(Stored entries)
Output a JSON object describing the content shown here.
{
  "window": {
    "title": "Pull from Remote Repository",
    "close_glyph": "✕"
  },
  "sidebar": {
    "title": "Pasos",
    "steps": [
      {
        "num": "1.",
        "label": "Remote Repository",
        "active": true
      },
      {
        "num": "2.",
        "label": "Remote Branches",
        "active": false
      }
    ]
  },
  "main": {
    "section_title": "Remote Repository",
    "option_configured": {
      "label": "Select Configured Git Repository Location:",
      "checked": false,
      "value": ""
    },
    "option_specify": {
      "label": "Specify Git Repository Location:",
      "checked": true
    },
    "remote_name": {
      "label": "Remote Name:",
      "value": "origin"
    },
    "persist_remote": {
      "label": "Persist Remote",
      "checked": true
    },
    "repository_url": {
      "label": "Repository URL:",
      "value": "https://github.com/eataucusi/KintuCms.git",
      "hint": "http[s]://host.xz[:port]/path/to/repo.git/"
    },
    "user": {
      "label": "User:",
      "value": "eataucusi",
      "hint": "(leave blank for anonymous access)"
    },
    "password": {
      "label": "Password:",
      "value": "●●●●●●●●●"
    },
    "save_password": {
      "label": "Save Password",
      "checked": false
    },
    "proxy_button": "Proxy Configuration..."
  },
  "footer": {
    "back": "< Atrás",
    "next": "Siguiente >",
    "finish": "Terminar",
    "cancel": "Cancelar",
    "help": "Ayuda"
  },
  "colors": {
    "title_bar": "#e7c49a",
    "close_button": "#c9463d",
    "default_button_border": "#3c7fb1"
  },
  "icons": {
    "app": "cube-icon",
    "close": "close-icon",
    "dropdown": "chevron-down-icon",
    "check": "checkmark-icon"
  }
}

> WORK INSTRUCTIONS
Reproduce the listing above verbatim, from first line to last.

> REPLY
Output a JSON object describing the content shown here.
{
  "window": {
    "title": "Pull from Remote Repository",
    "close_glyph": "✕"
  },
  "sidebar": {
    "title": "Pasos",
    "steps": [
      {
        "num": "1.",
        "label": "Remote Repository",
        "active": true
      },
      {
        "num": "2.",
        "label": "Remote Branches",
        "active": false
      }
    ]
  },
  "main": {
    "section_title": "Remote Repository",
    "option_configured": {
      "label": "Select Configured Git Repository Location:",
      "checked": false,
      "value": ""
    },
    "option_specify": {
      "label": "Specify Git Repository Location:",
      "checked": true
    },
    "remote_name": {
      "label": "Remote Name:",
      "value": "origin"
    },
    "persist_remote": {
      "label": "Persist Remote",
      "checked": true
    },
    "repository_url": {
      "label": "Repository URL:",
      "value": "https://github.com/eataucusi/KintuCms.git",
      "hint": "http[s]://host.xz[:port]/path/to/repo.git/"
    },
    "user": {
      "label": "User:",
      "value": "eataucusi",
      "hint": "(leave blank for anonymous access)"
    },
    "password": {
      "label": "Password:",
      "value": "●●●●●●●●●"
    },
    "save_password": {
      "label": "Save Password",
      "checked": false
    },
    "proxy_button": "Proxy Configuration..."
  },
  "footer": {
    "back": "< Atrás",
    "next": "Siguiente >",
    "finish": "Terminar",
    "cancel": "Cancelar",
    "help": "Ayuda"
  },
  "colors": {
    "title_bar": "#e7c49a",
    "close_button": "#c9463d",
    "default_button_border": "#3c7fb1"
  },
  "icons": {
    "app": "cube-icon",
    "close": "close-icon",
    "dropdown": "chevron-down-icon",
    "check": "checkmark-icon"
  }
}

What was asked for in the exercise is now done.